++++ LISTED RECORDS
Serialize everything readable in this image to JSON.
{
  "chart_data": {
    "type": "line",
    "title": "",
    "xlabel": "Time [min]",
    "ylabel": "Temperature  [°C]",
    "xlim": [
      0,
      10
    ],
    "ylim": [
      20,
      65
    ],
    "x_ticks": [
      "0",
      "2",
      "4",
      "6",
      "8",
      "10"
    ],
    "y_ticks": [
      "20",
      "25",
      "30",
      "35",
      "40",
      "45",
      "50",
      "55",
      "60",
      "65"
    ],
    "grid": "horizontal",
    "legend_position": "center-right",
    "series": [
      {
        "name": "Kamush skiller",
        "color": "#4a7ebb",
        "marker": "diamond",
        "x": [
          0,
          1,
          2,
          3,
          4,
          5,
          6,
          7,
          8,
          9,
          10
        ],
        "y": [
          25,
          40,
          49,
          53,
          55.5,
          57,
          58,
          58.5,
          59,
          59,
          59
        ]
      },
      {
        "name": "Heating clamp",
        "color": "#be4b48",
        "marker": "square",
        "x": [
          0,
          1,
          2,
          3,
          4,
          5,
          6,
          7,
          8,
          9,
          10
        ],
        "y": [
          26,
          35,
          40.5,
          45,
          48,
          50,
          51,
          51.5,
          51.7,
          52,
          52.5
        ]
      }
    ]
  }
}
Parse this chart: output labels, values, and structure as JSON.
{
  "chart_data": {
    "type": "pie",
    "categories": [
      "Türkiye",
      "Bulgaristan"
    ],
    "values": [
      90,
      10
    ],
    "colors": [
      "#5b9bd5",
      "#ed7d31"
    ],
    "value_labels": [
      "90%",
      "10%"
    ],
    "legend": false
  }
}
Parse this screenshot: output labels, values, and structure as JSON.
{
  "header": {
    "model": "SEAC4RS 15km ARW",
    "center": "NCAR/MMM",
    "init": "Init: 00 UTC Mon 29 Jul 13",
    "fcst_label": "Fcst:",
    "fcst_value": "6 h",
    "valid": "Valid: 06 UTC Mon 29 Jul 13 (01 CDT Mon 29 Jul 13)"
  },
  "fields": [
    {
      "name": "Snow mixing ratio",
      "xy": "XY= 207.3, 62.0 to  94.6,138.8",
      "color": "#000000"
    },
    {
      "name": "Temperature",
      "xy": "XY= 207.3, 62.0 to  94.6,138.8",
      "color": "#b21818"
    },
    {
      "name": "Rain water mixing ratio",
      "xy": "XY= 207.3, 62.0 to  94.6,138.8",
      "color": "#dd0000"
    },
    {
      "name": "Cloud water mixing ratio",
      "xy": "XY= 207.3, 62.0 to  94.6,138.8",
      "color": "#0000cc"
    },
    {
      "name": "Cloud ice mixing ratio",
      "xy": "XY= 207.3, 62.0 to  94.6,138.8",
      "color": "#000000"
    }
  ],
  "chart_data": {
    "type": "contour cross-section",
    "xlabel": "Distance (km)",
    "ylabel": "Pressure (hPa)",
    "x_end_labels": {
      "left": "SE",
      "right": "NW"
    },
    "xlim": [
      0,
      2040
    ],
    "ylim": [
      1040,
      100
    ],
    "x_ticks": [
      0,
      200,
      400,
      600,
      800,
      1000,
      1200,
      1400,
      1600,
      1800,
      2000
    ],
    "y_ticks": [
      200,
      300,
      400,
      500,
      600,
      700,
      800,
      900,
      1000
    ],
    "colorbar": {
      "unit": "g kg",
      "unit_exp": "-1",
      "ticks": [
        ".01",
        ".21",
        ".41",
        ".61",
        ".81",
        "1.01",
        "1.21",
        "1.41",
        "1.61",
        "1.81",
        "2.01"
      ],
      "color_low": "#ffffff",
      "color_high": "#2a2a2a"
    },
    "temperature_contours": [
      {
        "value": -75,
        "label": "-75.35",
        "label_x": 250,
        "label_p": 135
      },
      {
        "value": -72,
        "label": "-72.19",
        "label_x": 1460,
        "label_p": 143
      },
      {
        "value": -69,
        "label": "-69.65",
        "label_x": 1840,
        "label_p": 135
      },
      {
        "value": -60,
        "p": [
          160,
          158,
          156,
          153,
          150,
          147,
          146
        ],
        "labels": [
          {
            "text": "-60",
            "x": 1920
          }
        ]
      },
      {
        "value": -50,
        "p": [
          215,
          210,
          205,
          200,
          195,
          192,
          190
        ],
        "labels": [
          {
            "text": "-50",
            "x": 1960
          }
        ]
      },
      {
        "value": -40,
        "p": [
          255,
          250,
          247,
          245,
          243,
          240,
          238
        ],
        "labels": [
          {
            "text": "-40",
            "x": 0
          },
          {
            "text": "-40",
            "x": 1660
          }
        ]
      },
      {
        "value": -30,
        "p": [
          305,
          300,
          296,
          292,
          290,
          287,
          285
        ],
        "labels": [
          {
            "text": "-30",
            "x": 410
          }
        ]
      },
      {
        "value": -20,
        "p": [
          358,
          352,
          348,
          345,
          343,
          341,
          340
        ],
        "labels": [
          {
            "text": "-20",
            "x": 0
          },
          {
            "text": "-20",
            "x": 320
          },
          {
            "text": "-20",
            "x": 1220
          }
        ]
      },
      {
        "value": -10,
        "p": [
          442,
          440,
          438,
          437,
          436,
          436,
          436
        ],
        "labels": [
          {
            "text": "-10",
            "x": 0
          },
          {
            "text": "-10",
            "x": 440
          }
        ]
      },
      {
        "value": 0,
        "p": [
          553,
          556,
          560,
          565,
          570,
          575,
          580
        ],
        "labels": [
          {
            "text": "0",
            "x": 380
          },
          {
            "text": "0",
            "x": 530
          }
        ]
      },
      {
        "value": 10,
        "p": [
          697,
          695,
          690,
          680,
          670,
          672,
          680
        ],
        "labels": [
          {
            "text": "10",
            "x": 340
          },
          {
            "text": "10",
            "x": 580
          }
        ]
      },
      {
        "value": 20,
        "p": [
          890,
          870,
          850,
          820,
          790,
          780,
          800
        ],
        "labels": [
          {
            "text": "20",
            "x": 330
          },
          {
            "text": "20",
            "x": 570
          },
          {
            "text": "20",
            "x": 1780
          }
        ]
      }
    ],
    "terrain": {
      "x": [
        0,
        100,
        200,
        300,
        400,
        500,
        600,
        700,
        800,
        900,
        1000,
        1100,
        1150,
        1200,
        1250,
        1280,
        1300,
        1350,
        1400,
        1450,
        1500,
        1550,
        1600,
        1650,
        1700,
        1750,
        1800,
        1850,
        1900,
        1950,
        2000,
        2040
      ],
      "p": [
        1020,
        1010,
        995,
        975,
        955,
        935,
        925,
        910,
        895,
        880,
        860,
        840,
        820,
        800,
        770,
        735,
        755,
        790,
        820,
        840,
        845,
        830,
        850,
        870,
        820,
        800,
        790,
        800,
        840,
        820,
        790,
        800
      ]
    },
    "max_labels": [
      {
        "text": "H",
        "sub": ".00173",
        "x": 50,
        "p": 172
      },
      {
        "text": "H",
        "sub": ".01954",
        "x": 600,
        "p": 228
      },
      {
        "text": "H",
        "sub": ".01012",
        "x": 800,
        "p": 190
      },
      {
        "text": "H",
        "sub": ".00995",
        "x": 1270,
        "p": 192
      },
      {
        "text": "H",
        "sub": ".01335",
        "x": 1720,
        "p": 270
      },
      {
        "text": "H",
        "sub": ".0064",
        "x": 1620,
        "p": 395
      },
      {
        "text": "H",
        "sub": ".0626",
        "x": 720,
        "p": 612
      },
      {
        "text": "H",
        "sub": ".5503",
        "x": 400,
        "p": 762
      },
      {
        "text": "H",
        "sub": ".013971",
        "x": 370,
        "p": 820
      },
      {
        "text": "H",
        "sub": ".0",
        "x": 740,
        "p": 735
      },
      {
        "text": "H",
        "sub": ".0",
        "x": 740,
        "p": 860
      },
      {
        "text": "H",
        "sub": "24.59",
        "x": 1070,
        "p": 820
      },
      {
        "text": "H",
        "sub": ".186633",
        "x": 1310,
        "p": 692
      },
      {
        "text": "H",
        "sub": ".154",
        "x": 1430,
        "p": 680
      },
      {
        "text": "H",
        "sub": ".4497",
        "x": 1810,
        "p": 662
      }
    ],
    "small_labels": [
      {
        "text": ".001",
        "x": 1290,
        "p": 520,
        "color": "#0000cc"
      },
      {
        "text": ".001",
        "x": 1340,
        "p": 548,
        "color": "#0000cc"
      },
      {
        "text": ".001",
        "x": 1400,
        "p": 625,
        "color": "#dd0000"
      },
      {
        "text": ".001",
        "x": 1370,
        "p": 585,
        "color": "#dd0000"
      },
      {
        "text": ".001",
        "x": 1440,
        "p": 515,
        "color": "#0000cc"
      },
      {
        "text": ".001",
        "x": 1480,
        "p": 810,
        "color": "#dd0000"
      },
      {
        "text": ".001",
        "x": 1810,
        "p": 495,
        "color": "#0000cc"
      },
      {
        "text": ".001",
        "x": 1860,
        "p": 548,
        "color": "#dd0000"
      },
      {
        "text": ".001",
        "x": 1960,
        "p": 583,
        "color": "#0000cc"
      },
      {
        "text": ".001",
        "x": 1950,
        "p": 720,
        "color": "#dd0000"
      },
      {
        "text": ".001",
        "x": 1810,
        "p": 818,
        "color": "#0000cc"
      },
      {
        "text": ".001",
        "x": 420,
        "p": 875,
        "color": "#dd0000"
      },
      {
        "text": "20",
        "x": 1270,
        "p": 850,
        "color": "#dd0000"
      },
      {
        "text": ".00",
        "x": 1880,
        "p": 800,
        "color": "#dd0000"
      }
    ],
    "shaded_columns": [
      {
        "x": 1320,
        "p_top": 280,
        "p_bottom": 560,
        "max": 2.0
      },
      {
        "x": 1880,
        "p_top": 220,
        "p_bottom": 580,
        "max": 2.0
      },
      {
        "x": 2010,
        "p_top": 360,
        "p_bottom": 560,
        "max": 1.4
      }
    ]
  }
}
++++++++
For the data above, state only how many lines include the word "center".

• _WRITTEN SOLUTION_:
2